╭─ Recorded information

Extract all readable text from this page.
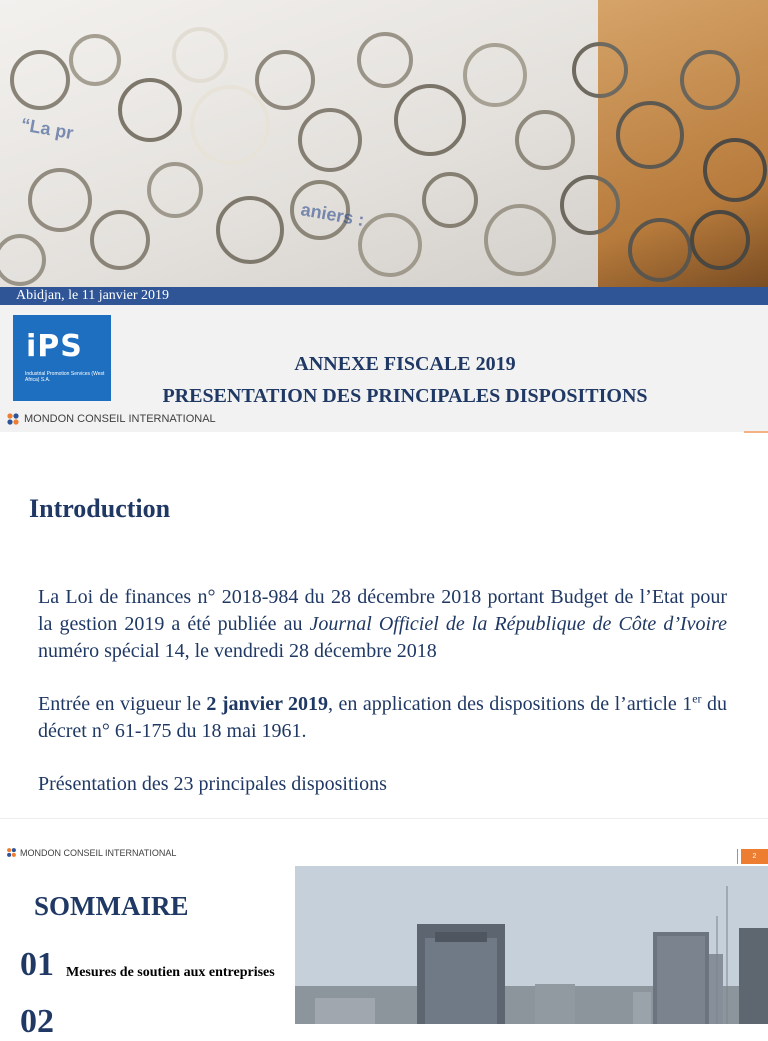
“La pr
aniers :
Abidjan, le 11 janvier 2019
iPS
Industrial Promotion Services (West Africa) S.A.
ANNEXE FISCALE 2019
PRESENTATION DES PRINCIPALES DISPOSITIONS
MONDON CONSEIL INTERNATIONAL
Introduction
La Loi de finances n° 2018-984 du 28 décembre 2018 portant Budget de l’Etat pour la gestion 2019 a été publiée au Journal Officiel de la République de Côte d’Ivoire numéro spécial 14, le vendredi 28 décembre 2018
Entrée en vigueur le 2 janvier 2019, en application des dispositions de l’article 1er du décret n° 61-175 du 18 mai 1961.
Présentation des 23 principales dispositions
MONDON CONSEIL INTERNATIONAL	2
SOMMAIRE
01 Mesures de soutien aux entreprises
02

╰─
╭─ Recorded information

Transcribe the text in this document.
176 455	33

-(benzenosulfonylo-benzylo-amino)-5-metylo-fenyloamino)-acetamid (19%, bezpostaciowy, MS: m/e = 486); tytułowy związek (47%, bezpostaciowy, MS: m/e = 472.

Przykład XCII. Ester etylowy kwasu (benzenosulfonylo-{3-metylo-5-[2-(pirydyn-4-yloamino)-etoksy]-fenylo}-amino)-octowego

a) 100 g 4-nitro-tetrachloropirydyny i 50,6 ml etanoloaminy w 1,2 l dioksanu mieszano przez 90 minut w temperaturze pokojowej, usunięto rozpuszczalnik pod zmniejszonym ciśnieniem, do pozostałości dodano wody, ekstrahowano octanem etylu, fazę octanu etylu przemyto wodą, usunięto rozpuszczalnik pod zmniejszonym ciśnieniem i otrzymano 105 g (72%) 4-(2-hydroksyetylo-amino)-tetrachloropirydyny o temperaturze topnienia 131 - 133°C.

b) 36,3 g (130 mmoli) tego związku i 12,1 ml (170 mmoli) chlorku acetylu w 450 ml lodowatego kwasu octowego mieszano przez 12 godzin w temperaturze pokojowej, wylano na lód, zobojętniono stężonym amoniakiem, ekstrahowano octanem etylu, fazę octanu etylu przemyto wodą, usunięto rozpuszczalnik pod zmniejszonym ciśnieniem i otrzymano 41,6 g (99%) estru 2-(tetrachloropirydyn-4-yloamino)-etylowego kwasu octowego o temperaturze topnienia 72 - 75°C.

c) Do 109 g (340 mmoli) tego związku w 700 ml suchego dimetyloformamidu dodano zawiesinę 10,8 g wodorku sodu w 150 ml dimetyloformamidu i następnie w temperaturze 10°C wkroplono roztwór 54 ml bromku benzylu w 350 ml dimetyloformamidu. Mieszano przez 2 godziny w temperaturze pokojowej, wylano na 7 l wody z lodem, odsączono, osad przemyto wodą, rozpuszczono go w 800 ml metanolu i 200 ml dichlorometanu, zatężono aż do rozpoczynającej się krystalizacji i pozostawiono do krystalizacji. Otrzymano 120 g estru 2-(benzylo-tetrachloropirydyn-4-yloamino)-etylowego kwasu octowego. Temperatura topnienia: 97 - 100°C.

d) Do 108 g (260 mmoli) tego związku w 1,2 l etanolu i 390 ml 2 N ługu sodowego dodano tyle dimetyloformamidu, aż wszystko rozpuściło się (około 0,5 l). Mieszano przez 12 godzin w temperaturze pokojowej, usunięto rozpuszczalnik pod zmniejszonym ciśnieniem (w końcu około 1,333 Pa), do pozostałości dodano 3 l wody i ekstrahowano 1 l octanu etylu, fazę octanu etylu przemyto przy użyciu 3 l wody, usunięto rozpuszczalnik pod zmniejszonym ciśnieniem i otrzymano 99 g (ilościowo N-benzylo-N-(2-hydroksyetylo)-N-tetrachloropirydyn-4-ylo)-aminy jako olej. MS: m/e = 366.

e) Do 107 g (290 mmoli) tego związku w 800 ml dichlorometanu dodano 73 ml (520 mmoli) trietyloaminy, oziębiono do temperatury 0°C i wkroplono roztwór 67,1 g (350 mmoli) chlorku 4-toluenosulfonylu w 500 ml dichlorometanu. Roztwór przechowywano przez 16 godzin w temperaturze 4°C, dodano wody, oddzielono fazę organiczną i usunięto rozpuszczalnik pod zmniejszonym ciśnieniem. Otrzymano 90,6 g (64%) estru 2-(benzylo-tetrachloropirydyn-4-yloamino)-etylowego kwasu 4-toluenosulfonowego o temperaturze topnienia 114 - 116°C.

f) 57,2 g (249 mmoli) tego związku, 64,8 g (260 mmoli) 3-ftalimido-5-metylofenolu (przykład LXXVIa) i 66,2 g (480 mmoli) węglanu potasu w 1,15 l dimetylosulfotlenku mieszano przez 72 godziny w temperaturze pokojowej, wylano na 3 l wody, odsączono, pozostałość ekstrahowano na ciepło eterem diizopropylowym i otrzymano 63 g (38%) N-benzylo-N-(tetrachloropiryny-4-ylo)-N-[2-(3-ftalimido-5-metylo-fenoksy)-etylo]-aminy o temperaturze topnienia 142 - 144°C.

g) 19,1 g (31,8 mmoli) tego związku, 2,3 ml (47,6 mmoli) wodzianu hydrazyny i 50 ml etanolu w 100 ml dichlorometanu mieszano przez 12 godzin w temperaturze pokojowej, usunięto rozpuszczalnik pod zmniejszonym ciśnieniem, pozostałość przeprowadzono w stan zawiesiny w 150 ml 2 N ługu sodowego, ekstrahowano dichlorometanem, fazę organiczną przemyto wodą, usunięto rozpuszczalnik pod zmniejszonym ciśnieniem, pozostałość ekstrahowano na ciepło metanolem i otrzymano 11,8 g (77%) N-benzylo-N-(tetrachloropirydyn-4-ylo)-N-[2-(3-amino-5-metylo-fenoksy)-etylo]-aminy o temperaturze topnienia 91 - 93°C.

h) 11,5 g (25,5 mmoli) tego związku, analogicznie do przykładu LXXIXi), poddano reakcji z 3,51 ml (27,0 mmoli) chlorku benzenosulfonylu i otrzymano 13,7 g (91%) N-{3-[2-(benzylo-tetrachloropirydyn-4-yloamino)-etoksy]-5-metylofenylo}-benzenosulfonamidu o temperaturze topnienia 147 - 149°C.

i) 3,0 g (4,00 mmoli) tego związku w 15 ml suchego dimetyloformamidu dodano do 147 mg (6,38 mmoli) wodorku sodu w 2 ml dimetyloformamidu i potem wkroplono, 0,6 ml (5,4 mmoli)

╰─

• Exercise task: Lines that include the word "benzenosulfonylo" — how many are there in the data? Answer with the number alone.

• Output for this task: 2